* [Your task]: The exercise asks for every line of the data to be reproduced exactly.

## Start Data section

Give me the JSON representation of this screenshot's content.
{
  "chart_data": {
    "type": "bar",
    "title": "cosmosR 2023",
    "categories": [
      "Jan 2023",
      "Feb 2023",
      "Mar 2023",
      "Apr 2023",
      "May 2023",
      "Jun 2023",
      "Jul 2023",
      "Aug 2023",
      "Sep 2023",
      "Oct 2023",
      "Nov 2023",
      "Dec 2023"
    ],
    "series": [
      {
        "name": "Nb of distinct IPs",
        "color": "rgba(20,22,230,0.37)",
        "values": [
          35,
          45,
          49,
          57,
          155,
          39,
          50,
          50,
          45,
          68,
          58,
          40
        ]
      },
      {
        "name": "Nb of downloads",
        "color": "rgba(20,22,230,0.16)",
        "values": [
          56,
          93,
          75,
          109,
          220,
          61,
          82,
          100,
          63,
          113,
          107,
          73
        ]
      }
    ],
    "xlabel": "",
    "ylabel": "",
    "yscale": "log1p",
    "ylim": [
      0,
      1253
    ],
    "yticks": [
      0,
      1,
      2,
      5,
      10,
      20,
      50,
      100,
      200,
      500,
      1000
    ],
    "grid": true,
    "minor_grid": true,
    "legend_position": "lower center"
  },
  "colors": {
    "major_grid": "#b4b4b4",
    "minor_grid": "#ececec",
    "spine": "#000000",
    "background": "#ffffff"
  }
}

## End Data section

* [Response to the exercise]:
Give me the JSON representation of this screenshot's content.
{
  "chart_data": {
    "type": "bar",
    "title": "cosmosR 2023",
    "categories": [
      "Jan 2023",
      "Feb 2023",
      "Mar 2023",
      "Apr 2023",
      "May 2023",
      "Jun 2023",
      "Jul 2023",
      "Aug 2023",
      "Sep 2023",
      "Oct 2023",
      "Nov 2023",
      "Dec 2023"
    ],
    "series": [
      {
        "name": "Nb of distinct IPs",
        "color": "rgba(20,22,230,0.37)",
        "values": [
          35,
          45,
          49,
          57,
          155,
          39,
          50,
          50,
          45,
          68,
          58,
          40
        ]
      },
      {
        "name": "Nb of downloads",
        "color": "rgba(20,22,230,0.16)",
        "values": [
          56,
          93,
          75,
          109,
          220,
          61,
          82,
          100,
          63,
          113,
          107,
          73
        ]
      }
    ],
    "xlabel": "",
    "ylabel": "",
    "yscale": "log1p",
    "ylim": [
      0,
      1253
    ],
    "yticks": [
      0,
      1,
      2,
      5,
      10,
      20,
      50,
      100,
      200,
      500,
      1000
    ],
    "grid": true,
    "minor_grid": true,
    "legend_position": "lower center"
  },
  "colors": {
    "major_grid": "#b4b4b4",
    "minor_grid": "#ececec",
    "spine": "#000000",
    "background": "#ffffff"
  }
}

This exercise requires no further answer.